#### Directions for this task
Track down each line that has the word "colors" and copy it.

==========

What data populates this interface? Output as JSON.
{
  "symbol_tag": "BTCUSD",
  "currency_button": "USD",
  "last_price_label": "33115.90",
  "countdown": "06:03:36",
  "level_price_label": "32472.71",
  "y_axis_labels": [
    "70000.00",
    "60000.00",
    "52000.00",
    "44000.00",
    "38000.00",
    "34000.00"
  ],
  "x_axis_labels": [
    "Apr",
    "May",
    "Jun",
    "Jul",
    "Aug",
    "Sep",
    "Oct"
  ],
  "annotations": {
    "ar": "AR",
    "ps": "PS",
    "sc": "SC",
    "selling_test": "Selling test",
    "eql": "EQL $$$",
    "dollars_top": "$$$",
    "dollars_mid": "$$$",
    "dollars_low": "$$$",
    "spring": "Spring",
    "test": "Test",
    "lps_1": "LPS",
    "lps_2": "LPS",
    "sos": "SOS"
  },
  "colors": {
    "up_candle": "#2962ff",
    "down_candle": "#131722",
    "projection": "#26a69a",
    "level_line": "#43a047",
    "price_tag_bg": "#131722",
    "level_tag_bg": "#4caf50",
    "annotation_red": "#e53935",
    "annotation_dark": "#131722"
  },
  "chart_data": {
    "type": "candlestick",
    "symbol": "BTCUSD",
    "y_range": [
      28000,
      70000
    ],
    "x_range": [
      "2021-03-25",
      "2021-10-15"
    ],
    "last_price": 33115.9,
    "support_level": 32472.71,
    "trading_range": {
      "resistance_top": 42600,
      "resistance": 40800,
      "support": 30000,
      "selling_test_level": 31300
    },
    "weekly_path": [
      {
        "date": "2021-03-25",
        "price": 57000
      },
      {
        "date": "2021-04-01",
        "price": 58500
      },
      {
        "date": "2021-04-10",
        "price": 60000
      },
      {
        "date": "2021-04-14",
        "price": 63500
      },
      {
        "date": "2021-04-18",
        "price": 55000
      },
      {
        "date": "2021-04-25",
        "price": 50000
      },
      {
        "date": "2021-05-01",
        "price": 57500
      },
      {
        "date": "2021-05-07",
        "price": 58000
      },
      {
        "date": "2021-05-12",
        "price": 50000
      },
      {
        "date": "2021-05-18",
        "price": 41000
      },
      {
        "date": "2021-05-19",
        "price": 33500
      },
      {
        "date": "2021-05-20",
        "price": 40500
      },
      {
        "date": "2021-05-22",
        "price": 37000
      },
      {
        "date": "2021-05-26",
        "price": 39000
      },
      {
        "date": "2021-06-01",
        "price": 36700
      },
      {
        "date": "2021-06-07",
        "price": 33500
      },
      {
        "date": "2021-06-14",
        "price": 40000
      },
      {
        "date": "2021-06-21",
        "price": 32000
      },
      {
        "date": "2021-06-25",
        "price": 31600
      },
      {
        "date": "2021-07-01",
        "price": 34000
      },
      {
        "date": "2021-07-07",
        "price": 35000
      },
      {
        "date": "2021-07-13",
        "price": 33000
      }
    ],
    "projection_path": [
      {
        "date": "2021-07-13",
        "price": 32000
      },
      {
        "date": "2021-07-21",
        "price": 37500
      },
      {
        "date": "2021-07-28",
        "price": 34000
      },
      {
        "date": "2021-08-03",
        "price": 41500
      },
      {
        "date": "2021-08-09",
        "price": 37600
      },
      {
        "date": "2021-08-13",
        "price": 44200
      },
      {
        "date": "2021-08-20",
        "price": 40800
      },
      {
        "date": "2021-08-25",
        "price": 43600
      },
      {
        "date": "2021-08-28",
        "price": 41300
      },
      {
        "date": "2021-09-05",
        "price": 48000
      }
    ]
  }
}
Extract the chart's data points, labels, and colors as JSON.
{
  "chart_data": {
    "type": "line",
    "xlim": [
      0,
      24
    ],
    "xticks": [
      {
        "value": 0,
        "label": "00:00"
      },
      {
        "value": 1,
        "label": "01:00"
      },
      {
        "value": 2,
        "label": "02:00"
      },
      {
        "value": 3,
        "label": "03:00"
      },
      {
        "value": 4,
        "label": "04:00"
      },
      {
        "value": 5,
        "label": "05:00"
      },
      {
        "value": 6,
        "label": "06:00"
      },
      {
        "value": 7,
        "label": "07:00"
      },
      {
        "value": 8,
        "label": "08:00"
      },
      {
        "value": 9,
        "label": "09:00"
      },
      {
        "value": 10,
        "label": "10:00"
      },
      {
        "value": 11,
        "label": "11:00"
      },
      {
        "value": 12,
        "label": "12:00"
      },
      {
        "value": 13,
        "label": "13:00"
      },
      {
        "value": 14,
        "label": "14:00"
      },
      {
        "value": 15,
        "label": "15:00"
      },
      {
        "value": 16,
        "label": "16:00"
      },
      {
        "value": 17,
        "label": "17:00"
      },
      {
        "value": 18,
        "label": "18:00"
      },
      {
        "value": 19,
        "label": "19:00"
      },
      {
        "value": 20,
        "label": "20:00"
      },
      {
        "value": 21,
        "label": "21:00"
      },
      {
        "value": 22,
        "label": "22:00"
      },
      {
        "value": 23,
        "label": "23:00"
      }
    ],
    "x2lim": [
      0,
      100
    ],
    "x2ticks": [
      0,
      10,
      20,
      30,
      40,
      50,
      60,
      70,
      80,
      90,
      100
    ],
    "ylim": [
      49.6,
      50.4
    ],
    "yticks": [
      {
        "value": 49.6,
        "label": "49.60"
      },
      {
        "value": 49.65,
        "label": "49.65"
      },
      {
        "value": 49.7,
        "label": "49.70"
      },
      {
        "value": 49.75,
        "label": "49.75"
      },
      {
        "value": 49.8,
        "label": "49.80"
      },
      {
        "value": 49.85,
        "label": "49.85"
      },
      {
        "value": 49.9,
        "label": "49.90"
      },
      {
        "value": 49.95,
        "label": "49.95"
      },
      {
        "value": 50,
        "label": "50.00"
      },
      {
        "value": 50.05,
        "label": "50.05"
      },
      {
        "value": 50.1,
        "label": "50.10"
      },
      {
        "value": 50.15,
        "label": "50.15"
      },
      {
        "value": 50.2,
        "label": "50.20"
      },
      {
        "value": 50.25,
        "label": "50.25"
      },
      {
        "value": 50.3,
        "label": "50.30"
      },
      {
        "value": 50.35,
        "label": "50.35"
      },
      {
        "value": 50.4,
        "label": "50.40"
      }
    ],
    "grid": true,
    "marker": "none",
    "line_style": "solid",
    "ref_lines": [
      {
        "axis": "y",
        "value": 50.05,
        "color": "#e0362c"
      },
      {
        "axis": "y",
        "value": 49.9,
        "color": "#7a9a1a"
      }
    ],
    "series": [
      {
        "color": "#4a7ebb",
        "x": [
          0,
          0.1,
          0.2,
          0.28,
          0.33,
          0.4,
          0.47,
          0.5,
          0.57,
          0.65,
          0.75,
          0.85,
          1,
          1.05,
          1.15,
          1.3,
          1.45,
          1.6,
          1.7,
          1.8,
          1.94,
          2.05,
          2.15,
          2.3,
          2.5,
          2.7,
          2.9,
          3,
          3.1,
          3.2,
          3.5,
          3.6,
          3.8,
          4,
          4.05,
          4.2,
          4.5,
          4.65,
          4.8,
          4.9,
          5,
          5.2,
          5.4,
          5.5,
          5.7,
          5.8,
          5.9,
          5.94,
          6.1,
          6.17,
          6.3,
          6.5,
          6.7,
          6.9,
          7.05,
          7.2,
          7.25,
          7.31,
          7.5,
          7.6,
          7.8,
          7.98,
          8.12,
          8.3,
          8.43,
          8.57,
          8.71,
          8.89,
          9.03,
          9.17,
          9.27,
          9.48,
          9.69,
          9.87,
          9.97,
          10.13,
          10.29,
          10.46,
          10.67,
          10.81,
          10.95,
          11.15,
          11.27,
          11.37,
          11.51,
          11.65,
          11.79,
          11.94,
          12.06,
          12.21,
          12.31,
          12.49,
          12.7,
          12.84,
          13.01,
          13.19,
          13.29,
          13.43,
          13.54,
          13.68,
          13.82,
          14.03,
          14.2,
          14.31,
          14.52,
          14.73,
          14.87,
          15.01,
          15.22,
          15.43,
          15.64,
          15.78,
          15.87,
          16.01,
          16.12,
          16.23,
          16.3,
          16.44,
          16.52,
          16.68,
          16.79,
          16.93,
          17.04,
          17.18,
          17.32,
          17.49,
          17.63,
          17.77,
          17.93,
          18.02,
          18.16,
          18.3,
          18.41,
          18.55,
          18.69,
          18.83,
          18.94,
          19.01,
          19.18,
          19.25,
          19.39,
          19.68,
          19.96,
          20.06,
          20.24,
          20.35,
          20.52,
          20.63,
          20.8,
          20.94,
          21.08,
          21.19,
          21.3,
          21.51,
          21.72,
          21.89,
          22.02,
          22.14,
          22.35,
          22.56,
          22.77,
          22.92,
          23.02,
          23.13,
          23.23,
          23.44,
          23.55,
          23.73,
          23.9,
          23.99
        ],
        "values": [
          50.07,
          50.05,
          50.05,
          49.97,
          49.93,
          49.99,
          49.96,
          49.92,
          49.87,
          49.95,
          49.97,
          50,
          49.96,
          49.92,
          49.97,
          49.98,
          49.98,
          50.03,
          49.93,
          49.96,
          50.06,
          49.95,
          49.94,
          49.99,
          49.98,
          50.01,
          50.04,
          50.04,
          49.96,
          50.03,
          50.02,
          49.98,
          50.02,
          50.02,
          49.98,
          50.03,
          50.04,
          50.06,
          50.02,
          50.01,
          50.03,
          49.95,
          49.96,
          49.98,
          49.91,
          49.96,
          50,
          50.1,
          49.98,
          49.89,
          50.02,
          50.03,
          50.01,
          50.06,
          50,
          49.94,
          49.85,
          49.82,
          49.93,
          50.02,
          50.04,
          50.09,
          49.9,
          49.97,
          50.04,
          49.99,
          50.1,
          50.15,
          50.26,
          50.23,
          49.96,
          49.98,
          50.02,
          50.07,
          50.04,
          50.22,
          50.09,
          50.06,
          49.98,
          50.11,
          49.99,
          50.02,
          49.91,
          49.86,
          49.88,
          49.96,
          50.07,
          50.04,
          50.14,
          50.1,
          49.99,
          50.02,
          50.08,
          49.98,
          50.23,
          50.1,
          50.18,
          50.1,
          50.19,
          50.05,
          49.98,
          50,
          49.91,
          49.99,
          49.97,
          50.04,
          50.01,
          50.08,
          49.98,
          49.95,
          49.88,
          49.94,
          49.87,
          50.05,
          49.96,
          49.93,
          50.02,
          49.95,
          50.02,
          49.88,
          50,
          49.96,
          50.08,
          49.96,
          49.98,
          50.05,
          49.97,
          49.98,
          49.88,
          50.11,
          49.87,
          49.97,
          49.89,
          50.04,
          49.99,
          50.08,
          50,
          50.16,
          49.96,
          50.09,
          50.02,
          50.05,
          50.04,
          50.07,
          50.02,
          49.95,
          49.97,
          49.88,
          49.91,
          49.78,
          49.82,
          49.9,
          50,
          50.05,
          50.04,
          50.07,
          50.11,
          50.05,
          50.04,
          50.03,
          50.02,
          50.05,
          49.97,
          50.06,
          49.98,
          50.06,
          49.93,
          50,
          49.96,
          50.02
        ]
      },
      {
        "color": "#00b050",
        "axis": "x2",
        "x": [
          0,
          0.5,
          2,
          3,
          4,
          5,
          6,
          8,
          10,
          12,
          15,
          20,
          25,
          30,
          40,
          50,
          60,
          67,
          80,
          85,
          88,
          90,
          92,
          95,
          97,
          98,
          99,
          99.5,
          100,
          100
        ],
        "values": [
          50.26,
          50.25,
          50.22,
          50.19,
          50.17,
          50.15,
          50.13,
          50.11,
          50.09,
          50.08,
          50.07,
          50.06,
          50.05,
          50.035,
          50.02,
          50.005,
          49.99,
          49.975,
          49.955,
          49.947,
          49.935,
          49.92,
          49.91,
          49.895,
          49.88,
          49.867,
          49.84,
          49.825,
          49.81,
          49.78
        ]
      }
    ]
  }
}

==========

#### Solved exercise
  "colors": {
Extract the chart's data points, labels, and colors as JSON.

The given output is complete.